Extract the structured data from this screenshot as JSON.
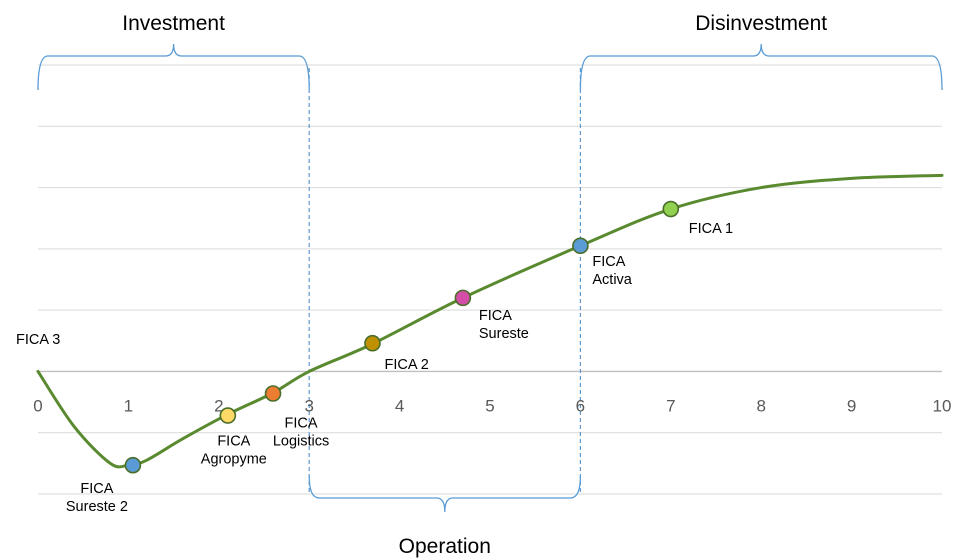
{
  "chart_data": {
    "type": "line",
    "title": "",
    "xlabel": "",
    "ylabel": "",
    "xlim": [
      0,
      10
    ],
    "ylim": [
      -2,
      5
    ],
    "x_ticks": [
      0,
      1,
      2,
      3,
      4,
      5,
      6,
      7,
      8,
      9,
      10
    ],
    "tick_labels": [
      "0",
      "1",
      "2",
      "3",
      "4",
      "5",
      "6",
      "7",
      "8",
      "9",
      "10"
    ],
    "y_gridlines": [
      -2,
      -1,
      0,
      1,
      2,
      3,
      4,
      5
    ],
    "grid": true,
    "line_color": "#5a8a2f",
    "curve": {
      "x": [
        0,
        0.4,
        0.8,
        1.0,
        1.2,
        1.6,
        2.1,
        2.6,
        3.0,
        3.7,
        4.7,
        6.0,
        7.0,
        8.0,
        9.0,
        10.0
      ],
      "y": [
        0,
        -0.9,
        -1.5,
        -1.53,
        -1.45,
        -1.1,
        -0.7,
        -0.35,
        0.0,
        0.45,
        1.2,
        2.05,
        2.65,
        3.0,
        3.15,
        3.2
      ]
    },
    "points": [
      {
        "label_lines": [
          "FICA 3"
        ],
        "x": 0.0,
        "y": 0.0,
        "color": null
      },
      {
        "label_lines": [
          "FICA",
          "Sureste 2"
        ],
        "x": 1.05,
        "y": -1.53,
        "color": "#5b9bd5"
      },
      {
        "label_lines": [
          "FICA",
          "Agropyme"
        ],
        "x": 2.1,
        "y": -0.72,
        "color": "#ffd966"
      },
      {
        "label_lines": [
          "FICA",
          "Logistics"
        ],
        "x": 2.6,
        "y": -0.36,
        "color": "#ed7d31"
      },
      {
        "label_lines": [
          "FICA 2"
        ],
        "x": 3.7,
        "y": 0.46,
        "color": "#bf9000"
      },
      {
        "label_lines": [
          "FICA",
          "Sureste"
        ],
        "x": 4.7,
        "y": 1.2,
        "color": "#d44ea8"
      },
      {
        "label_lines": [
          "FICA",
          "Activa"
        ],
        "x": 6.0,
        "y": 2.05,
        "color": "#5b9bd5"
      },
      {
        "label_lines": [
          "FICA 1"
        ],
        "x": 7.0,
        "y": 2.65,
        "color": "#92d050"
      }
    ],
    "phases": [
      {
        "label": "Investment",
        "from_x": 0,
        "to_x": 3,
        "position": "top"
      },
      {
        "label": "Operation",
        "from_x": 3,
        "to_x": 6,
        "position": "bottom"
      },
      {
        "label": "Disinvestment",
        "from_x": 6,
        "to_x": 10,
        "position": "top"
      }
    ],
    "divider_x": [
      3,
      6
    ],
    "bracket_color": "#5b9bd5"
  }
}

[Given exercise] Please write out all the data again word for word, but not the pictures.

[Complete output]
Extract the structured data from this screenshot as JSON.
{
  "chart_data": {
    "type": "line",
    "title": "",
    "xlabel": "",
    "ylabel": "",
    "xlim": [
      0,
      10
    ],
    "ylim": [
      -2,
      5
    ],
    "x_ticks": [
      0,
      1,
      2,
      3,
      4,
      5,
      6,
      7,
      8,
      9,
      10
    ],
    "tick_labels": [
      "0",
      "1",
      "2",
      "3",
      "4",
      "5",
      "6",
      "7",
      "8",
      "9",
      "10"
    ],
    "y_gridlines": [
      -2,
      -1,
      0,
      1,
      2,
      3,
      4,
      5
    ],
    "grid": true,
    "line_color": "#5a8a2f",
    "curve": {
      "x": [
        0,
        0.4,
        0.8,
        1.0,
        1.2,
        1.6,
        2.1,
        2.6,
        3.0,
        3.7,
        4.7,
        6.0,
        7.0,
        8.0,
        9.0,
        10.0
      ],
      "y": [
        0,
        -0.9,
        -1.5,
        -1.53,
        -1.45,
        -1.1,
        -0.7,
        -0.35,
        0.0,
        0.45,
        1.2,
        2.05,
        2.65,
        3.0,
        3.15,
        3.2
      ]
    },
    "points": [
      {
        "label_lines": [
          "FICA 3"
        ],
        "x": 0.0,
        "y": 0.0,
        "color": null
      },
      {
        "label_lines": [
          "FICA",
          "Sureste 2"
        ],
        "x": 1.05,
        "y": -1.53,
        "color": "#5b9bd5"
      },
      {
        "label_lines": [
          "FICA",
          "Agropyme"
        ],
        "x": 2.1,
        "y": -0.72,
        "color": "#ffd966"
      },
      {
        "label_lines": [
          "FICA",
          "Logistics"
        ],
        "x": 2.6,
        "y": -0.36,
        "color": "#ed7d31"
      },
      {
        "label_lines": [
          "FICA 2"
        ],
        "x": 3.7,
        "y": 0.46,
        "color": "#bf9000"
      },
      {
        "label_lines": [
          "FICA",
          "Sureste"
        ],
        "x": 4.7,
        "y": 1.2,
        "color": "#d44ea8"
      },
      {
        "label_lines": [
          "FICA",
          "Activa"
        ],
        "x": 6.0,
        "y": 2.05,
        "color": "#5b9bd5"
      },
      {
        "label_lines": [
          "FICA 1"
        ],
        "x": 7.0,
        "y": 2.65,
        "color": "#92d050"
      }
    ],
    "phases": [
      {
        "label": "Investment",
        "from_x": 0,
        "to_x": 3,
        "position": "top"
      },
      {
        "label": "Operation",
        "from_x": 3,
        "to_x": 6,
        "position": "bottom"
      },
      {
        "label": "Disinvestment",
        "from_x": 6,
        "to_x": 10,
        "position": "top"
      }
    ],
    "divider_x": [
      3,
      6
    ],
    "bracket_color": "#5b9bd5"
  }
}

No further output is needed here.